Data supplied:
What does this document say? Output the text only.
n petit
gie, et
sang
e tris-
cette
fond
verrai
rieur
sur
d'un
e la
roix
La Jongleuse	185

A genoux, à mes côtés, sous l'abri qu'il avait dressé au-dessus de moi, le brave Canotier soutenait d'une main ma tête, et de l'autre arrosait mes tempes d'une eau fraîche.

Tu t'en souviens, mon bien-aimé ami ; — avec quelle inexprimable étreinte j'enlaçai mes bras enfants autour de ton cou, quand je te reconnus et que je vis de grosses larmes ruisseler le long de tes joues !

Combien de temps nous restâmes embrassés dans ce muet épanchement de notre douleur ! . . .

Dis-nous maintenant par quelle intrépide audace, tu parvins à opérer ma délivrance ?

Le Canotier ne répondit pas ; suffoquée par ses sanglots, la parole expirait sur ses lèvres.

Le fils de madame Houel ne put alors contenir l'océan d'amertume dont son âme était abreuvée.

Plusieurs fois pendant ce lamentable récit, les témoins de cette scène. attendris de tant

To do: All records above must be set down exactly, please.

Written answer:
What does this document say? Output the text only.
n petit
gie, et
sang
e tris-
cette
fond
verrai
rieur
sur
d'un
e la
roix
La Jongleuse	185

A genoux, à mes côtés, sous l'abri qu'il avait dressé au-dessus de moi, le brave Canotier soutenait d'une main ma tête, et de l'autre arrosait mes tempes d'une eau fraîche.

Tu t'en souviens, mon bien-aimé ami ; — avec quelle inexprimable étreinte j'enlaçai mes bras enfants autour de ton cou, quand je te reconnus et que je vis de grosses larmes ruisseler le long de tes joues !

Combien de temps nous restâmes embrassés dans ce muet épanchement de notre douleur ! . . .

Dis-nous maintenant par quelle intrépide audace, tu parvins à opérer ma délivrance ?

Le Canotier ne répondit pas ; suffoquée par ses sanglots, la parole expirait sur ses lèvres.

Le fils de madame Houel ne put alors contenir l'océan d'amertume dont son âme était abreuvée.

Plusieurs fois pendant ce lamentable récit, les témoins de cette scène. attendris de tant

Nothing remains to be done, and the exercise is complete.